**Provided records**.
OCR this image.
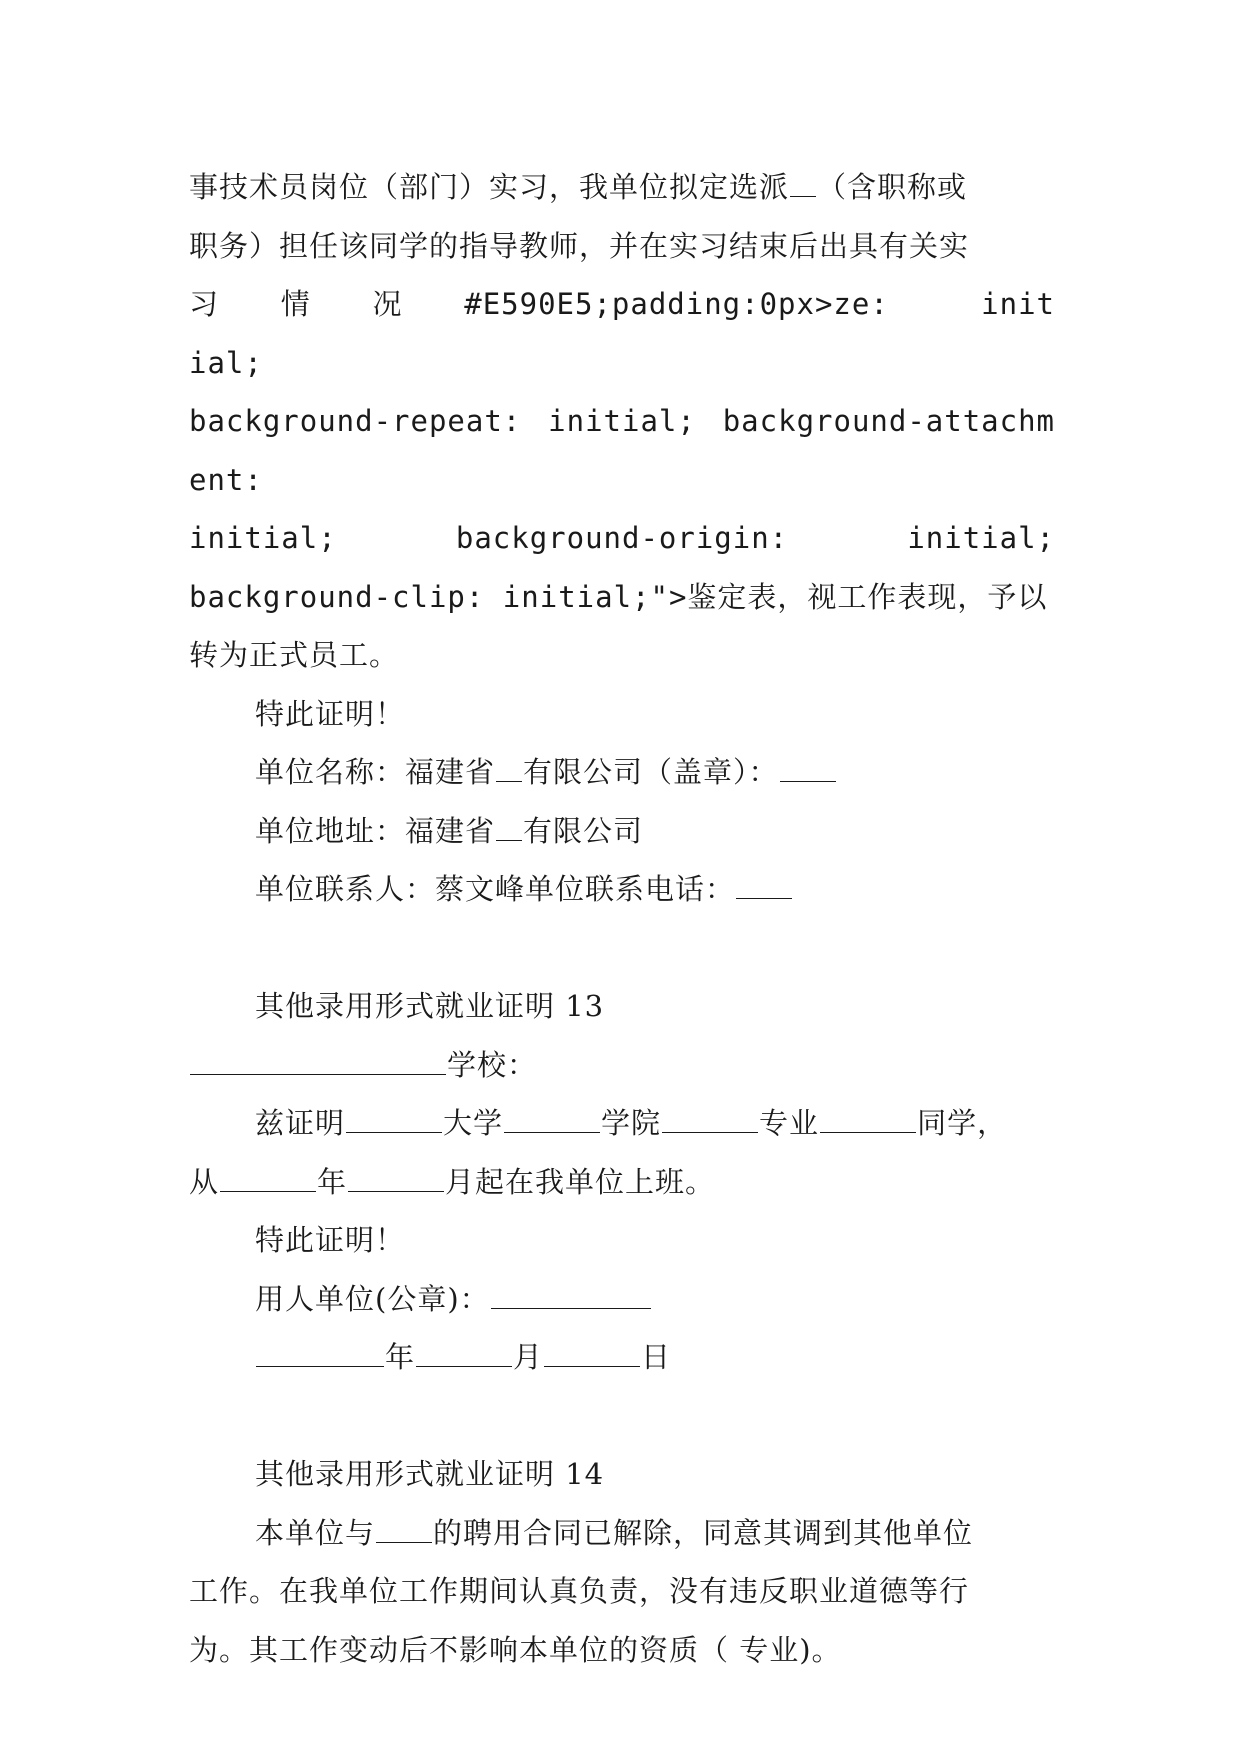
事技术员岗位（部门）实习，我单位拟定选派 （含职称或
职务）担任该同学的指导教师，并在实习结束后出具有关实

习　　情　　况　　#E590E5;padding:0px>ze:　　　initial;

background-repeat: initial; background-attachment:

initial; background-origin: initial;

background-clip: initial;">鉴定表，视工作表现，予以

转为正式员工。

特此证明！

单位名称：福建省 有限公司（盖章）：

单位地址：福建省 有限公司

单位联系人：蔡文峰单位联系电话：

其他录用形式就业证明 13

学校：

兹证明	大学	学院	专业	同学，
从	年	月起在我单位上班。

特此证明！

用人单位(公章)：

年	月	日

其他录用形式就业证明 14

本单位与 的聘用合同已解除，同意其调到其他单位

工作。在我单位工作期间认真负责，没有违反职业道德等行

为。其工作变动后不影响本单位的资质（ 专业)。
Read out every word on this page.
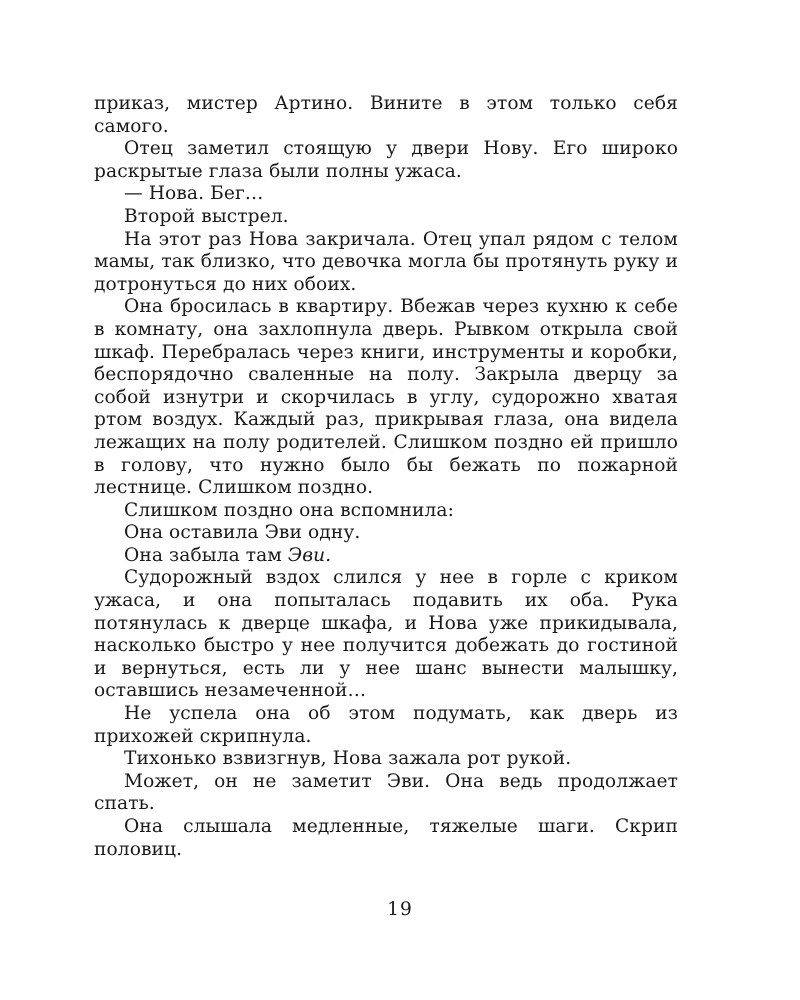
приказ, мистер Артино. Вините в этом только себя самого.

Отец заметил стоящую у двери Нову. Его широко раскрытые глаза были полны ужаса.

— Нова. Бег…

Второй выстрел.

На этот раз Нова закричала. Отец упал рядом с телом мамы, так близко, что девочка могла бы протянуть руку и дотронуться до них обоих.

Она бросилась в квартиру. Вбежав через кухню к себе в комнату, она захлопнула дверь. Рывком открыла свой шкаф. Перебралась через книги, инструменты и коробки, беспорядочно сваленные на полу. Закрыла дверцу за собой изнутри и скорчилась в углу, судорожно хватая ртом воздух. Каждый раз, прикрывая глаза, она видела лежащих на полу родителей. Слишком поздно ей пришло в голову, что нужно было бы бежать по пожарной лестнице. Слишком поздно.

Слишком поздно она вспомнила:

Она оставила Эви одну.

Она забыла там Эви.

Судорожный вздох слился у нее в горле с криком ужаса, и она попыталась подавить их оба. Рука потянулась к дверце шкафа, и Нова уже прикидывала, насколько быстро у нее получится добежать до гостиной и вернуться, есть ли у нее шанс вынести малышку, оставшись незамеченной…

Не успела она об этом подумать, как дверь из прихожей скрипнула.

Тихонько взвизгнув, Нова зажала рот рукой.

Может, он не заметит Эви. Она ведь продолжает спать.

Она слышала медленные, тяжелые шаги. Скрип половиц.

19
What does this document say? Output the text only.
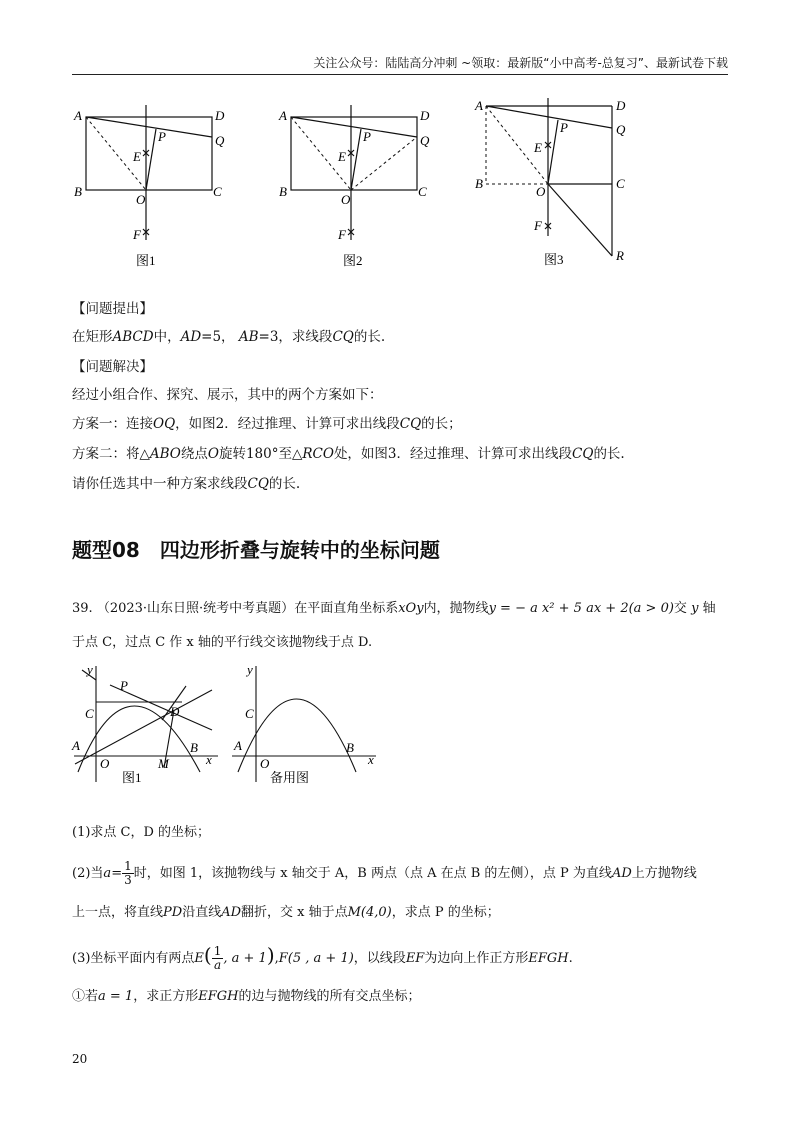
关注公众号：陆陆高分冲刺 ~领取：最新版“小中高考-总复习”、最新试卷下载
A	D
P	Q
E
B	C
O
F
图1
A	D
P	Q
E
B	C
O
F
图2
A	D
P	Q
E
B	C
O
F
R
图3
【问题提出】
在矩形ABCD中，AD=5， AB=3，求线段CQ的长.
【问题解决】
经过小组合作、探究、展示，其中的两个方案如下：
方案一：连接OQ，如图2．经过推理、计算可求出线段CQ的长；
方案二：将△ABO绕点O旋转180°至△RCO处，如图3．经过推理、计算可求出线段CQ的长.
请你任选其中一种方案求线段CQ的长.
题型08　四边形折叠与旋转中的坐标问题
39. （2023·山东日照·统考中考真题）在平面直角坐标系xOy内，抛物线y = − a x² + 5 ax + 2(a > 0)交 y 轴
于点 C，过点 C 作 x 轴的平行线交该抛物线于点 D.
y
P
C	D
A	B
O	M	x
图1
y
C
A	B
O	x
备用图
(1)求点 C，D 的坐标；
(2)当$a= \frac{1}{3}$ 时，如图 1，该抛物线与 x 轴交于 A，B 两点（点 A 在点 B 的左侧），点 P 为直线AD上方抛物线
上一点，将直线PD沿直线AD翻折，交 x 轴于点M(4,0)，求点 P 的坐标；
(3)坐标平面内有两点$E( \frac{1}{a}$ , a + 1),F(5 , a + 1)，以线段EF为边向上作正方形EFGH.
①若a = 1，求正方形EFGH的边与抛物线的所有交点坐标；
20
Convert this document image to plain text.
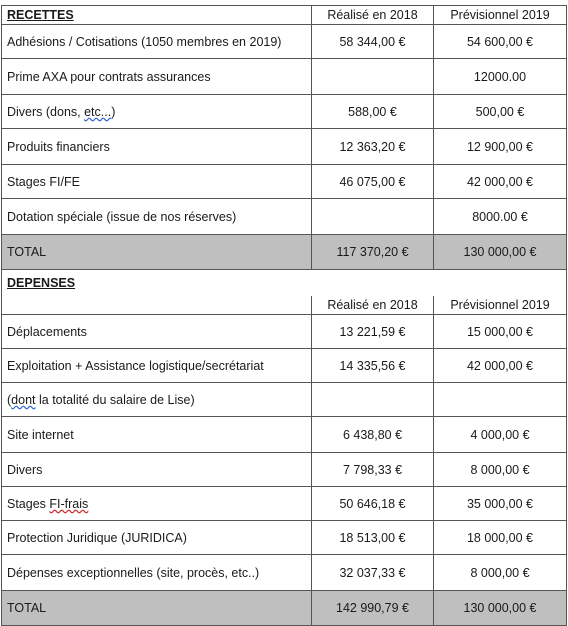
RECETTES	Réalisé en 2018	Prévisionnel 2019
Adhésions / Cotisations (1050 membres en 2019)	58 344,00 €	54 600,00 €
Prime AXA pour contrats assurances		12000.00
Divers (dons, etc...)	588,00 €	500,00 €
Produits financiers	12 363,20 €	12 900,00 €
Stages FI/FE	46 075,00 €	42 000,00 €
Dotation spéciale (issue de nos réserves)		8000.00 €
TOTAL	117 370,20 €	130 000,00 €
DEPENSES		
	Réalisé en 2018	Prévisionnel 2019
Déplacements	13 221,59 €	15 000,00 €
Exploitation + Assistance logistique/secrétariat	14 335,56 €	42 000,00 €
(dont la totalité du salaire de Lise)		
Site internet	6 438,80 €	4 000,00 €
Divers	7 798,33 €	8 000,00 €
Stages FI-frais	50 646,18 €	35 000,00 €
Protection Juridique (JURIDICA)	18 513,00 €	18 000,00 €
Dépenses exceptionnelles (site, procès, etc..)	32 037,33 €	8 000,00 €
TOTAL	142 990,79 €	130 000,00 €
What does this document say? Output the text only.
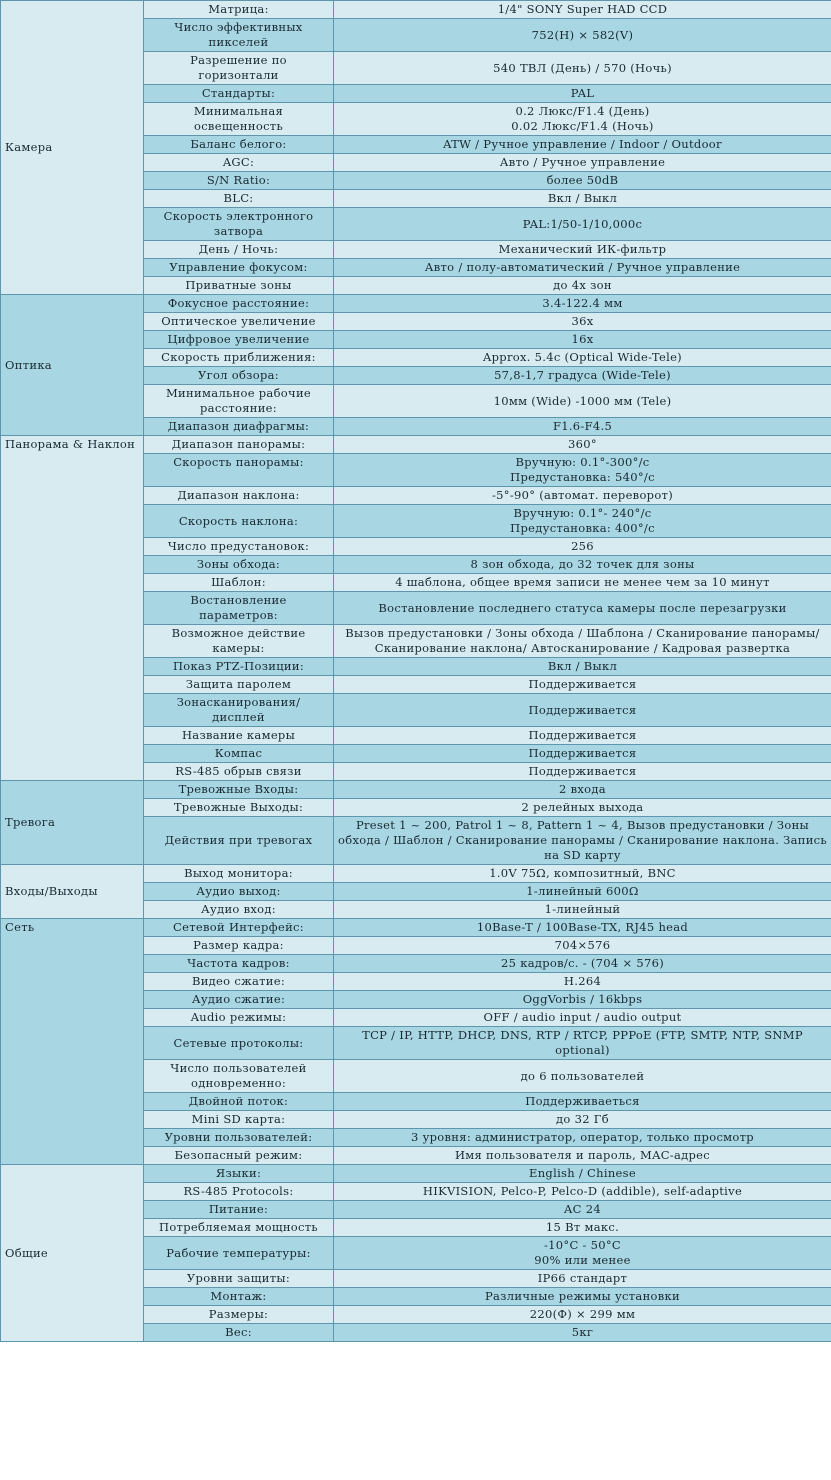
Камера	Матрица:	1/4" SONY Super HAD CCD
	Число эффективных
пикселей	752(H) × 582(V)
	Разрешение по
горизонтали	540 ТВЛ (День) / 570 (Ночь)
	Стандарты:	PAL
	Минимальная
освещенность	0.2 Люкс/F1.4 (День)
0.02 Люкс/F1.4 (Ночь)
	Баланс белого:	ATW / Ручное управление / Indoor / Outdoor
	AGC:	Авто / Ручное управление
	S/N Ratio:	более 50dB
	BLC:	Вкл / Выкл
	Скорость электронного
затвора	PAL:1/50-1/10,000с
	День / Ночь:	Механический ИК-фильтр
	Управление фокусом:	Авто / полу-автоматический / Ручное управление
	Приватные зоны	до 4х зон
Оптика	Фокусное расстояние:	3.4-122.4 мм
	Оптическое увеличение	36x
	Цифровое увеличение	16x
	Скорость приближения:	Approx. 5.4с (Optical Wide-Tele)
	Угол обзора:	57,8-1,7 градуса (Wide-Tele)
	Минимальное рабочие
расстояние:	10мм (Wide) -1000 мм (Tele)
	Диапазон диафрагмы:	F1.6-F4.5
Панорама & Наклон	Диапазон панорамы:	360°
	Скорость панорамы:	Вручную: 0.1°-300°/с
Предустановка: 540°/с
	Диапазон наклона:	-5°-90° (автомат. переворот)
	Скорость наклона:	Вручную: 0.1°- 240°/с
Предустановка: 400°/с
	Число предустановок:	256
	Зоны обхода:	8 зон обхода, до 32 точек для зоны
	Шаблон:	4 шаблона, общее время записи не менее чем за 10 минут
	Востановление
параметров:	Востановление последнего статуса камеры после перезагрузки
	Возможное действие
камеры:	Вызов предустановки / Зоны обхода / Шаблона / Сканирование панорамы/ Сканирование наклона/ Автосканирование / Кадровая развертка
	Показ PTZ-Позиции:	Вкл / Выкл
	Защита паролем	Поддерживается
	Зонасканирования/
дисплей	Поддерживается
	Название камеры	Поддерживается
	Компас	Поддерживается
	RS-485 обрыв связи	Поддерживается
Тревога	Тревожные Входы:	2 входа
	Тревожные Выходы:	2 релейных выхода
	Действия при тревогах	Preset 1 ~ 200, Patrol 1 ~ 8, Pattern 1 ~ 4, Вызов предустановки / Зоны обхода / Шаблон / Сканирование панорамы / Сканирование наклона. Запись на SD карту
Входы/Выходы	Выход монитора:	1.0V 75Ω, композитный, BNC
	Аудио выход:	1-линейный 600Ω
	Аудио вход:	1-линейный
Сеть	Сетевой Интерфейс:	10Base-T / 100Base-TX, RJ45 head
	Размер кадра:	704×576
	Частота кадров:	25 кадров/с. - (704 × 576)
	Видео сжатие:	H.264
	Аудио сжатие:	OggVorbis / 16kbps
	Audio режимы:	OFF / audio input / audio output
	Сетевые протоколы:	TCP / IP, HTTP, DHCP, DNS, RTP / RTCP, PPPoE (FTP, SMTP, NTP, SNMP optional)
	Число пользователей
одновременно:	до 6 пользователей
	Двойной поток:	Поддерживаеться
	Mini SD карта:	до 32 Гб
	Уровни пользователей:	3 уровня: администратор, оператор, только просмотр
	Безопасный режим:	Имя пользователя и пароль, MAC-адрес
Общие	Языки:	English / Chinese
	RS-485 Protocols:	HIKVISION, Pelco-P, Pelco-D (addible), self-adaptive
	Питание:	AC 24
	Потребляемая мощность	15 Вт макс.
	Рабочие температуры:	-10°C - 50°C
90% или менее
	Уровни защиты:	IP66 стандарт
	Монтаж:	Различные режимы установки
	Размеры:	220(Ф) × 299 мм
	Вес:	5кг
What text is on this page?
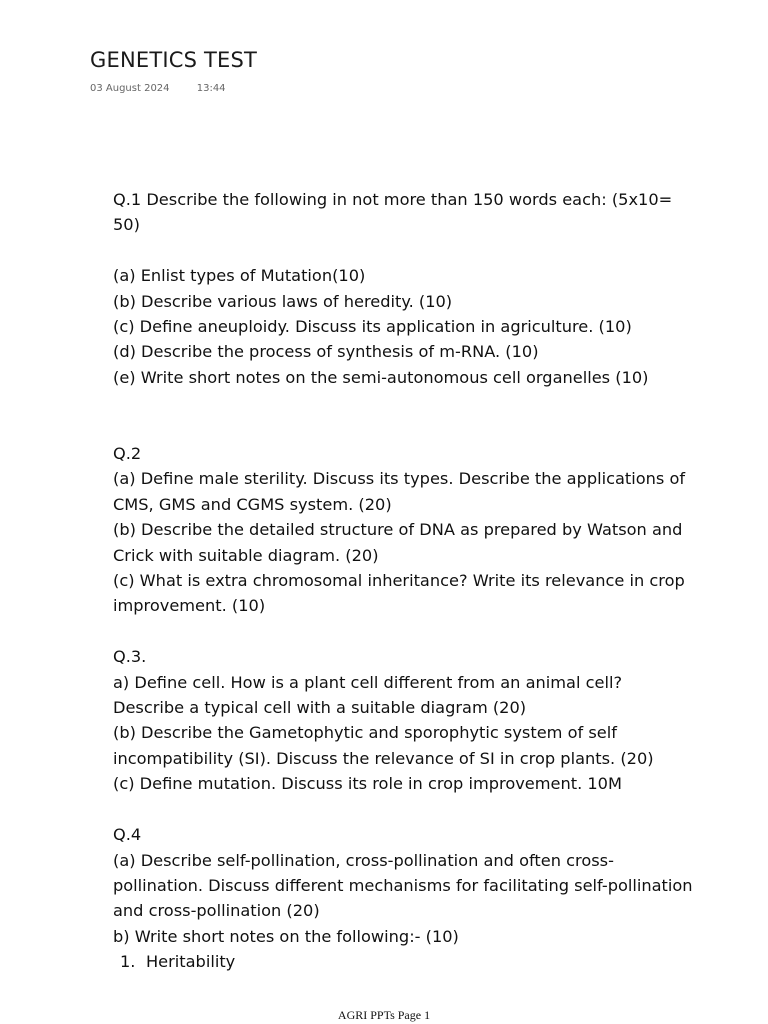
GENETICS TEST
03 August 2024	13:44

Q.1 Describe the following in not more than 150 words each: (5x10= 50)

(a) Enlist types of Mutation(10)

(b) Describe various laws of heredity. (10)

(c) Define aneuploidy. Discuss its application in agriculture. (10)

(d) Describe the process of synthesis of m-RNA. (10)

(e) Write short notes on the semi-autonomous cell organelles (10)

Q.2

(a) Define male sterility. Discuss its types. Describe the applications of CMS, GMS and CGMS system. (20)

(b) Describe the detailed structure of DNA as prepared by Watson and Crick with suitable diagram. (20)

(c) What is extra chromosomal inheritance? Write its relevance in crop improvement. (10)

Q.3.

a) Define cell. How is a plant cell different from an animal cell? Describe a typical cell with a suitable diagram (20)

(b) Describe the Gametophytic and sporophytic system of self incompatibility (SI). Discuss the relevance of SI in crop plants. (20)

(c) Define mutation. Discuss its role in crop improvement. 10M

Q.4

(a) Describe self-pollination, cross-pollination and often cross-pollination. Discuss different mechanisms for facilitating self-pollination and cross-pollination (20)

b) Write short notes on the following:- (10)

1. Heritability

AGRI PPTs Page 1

**Aim**.
Go through the listing above and return every line where the word "Вызов" occurs.

**Final answer**.
камеры:	Вызов предустановки / Зоны обхода / Шаблона / Сканирование панорамы/ Сканирование наклона/ Автосканирование / Кадровая развертка
	Действия при тревогах	Preset 1 ~ 200, Patrol 1 ~ 8, Pattern 1 ~ 4, Вызов предустановки / Зоны обхода / Шаблон / Сканирование панорамы / Сканирование наклона. Запись на SD карту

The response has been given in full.